DATASET EXTRACT:
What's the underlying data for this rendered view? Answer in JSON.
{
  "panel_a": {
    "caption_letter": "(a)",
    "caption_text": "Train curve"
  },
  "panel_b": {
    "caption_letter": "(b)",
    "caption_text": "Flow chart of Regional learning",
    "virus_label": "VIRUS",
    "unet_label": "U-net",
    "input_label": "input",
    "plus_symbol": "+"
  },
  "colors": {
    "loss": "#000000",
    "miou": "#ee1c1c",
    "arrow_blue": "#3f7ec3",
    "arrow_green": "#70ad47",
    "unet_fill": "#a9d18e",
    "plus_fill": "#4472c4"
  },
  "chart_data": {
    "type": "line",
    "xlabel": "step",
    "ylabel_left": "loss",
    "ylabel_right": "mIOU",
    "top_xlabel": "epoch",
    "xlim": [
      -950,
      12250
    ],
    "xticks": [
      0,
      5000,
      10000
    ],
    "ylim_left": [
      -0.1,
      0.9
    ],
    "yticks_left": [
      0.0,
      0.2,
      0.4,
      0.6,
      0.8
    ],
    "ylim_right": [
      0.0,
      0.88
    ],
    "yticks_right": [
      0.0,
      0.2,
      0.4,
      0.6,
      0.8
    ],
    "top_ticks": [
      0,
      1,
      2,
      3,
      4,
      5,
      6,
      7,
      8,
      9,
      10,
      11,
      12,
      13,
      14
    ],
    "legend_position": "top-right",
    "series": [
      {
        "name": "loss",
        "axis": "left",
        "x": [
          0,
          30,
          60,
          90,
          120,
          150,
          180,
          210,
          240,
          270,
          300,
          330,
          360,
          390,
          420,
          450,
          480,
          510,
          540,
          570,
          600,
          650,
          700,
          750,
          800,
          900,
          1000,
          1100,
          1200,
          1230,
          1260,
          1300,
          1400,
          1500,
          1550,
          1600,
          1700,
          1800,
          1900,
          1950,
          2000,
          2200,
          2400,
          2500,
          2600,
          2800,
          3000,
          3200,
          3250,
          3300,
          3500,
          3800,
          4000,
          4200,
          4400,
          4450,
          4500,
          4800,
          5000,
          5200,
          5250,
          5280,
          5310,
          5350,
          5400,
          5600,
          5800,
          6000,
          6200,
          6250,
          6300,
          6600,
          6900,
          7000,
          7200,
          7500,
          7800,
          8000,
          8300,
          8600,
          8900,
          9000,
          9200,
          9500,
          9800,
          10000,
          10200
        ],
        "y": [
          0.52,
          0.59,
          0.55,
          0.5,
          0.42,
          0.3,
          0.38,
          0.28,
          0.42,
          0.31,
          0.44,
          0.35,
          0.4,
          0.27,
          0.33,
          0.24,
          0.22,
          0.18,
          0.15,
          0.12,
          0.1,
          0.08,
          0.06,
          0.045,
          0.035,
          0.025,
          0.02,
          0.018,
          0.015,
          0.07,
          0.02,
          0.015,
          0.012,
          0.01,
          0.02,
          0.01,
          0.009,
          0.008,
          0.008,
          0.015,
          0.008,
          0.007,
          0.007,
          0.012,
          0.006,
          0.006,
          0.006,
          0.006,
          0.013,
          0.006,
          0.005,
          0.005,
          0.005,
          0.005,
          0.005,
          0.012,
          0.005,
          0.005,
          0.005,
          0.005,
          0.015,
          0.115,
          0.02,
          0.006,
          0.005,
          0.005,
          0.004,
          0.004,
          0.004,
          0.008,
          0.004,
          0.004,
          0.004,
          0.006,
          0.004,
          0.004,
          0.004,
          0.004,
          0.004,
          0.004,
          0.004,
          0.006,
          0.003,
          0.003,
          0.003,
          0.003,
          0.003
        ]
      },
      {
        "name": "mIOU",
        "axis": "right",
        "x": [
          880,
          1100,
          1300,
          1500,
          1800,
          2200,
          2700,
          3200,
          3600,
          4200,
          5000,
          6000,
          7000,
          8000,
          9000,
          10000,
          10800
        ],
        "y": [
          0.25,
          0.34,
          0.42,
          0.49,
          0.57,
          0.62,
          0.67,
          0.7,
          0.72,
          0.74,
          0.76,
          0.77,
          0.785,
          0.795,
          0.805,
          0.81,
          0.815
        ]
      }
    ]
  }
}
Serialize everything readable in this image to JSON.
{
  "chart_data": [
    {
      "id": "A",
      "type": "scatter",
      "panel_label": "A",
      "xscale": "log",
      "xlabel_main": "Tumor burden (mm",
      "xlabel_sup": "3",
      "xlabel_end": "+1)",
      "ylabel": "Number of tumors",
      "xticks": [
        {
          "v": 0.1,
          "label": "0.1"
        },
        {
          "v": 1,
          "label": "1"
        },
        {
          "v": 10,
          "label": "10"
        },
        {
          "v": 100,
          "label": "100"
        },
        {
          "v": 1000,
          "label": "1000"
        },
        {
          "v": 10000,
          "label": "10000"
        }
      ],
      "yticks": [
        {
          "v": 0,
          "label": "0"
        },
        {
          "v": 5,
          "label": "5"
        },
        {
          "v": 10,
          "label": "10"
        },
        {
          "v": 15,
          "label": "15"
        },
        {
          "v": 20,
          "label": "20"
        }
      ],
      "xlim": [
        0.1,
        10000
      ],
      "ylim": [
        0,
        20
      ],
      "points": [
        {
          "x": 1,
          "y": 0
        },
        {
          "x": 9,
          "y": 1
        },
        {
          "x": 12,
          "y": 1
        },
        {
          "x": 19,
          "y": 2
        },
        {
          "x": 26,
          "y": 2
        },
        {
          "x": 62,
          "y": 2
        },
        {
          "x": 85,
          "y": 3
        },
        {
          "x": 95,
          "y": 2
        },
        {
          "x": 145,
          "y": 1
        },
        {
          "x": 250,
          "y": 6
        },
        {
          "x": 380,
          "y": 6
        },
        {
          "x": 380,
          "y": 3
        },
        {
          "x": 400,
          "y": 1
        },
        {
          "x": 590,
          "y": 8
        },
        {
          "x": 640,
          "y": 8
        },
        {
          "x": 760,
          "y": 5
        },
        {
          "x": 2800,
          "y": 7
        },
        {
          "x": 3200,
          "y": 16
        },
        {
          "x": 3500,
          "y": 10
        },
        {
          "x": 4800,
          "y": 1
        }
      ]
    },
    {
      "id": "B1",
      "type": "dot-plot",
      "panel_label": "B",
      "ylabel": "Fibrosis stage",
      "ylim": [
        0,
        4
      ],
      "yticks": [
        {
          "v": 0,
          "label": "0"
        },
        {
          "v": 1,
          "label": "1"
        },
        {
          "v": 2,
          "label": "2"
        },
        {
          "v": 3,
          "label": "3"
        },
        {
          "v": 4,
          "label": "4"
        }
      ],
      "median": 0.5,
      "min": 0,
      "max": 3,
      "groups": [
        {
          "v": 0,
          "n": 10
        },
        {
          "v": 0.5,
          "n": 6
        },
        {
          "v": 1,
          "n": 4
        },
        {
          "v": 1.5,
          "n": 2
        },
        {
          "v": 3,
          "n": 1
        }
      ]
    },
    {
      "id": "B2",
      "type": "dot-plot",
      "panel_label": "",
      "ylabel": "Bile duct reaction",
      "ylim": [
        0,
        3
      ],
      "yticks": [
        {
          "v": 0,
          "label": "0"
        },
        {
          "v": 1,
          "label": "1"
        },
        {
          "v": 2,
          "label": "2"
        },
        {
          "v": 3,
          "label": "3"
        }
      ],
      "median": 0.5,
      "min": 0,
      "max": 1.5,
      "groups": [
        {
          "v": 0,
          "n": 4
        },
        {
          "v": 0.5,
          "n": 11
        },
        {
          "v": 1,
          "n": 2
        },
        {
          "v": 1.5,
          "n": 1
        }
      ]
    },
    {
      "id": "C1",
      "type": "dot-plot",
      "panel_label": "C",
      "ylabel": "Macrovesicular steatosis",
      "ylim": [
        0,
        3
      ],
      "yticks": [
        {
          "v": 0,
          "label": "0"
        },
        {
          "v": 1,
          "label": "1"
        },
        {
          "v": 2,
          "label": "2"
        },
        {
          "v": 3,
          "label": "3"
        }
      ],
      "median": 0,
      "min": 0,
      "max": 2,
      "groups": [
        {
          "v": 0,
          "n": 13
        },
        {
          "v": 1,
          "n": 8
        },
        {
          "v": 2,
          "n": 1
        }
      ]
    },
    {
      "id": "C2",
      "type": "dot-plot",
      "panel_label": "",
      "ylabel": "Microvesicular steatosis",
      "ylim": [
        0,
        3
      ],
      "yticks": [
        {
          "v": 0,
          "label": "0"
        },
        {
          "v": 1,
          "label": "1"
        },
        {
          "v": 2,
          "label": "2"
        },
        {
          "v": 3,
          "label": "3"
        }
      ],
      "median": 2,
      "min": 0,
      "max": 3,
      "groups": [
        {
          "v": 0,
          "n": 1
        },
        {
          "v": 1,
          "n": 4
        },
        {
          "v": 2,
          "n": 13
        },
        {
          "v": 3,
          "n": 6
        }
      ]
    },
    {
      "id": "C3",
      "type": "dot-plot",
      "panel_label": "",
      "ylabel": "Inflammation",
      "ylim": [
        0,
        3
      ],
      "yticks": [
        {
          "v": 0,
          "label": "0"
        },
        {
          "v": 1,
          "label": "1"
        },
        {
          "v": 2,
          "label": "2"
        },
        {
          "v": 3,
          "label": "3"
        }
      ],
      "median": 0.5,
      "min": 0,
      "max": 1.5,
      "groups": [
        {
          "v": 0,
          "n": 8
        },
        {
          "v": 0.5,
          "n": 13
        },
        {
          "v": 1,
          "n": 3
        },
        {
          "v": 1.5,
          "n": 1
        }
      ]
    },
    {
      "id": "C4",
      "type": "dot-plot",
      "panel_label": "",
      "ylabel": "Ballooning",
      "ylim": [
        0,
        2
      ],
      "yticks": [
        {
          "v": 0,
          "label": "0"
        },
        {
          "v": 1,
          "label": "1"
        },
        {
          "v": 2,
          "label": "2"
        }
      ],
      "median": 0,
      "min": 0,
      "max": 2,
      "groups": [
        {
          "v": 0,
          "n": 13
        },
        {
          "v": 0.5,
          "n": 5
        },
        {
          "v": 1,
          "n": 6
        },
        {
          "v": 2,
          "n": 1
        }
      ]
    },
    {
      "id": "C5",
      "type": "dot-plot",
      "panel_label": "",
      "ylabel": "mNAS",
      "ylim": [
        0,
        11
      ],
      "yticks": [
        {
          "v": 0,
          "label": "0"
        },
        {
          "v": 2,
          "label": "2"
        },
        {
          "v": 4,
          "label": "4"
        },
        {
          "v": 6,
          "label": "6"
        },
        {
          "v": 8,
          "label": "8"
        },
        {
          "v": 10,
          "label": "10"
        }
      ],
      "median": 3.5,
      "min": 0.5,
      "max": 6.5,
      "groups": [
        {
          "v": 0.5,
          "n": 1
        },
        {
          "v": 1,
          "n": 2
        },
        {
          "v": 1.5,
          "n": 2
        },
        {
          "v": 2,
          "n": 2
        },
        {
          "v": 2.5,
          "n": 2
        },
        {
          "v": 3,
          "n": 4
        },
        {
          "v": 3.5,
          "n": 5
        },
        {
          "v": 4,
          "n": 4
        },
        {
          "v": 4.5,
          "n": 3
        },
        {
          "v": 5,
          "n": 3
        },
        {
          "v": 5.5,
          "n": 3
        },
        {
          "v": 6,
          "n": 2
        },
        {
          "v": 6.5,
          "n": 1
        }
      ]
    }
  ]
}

EXERCISE: Within the entries, find all lines that contain "loss" and copy each one.

TASK OUTPUT:
    "loss": "#000000",
    "ylabel_left": "loss",
        "name": "loss",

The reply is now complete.